• _WORKING DATA_
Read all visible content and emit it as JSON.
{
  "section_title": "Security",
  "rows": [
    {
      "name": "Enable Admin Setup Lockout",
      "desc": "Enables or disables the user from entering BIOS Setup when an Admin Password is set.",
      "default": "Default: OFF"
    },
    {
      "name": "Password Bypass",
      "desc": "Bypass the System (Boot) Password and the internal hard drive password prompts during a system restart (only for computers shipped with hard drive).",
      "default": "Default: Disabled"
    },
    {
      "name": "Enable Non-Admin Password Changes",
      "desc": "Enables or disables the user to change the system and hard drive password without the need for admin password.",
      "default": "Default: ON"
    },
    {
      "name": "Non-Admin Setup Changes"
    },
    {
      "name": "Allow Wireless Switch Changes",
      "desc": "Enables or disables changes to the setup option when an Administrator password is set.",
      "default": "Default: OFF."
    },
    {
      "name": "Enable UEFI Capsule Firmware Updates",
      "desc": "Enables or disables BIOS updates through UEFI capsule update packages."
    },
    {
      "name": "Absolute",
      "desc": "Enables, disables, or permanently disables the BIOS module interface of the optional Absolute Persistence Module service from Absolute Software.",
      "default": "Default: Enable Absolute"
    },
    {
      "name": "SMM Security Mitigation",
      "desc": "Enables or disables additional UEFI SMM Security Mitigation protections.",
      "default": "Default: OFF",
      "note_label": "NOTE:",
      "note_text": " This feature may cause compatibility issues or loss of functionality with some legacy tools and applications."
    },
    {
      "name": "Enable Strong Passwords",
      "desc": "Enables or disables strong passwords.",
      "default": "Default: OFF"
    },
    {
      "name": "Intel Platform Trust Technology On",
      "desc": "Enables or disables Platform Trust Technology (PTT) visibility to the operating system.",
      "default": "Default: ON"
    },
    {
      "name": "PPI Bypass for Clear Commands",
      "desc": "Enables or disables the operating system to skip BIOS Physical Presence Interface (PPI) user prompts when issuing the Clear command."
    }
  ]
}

• _TASK GOAL_
Write out every line of the data that holds the word "Clear".

• _RESULT FOR THIS TASK_
      "name": "PPI Bypass for Clear Commands",
      "desc": "Enables or disables the operating system to skip BIOS Physical Presence Interface (PPI) user prompts when issuing the Clear command."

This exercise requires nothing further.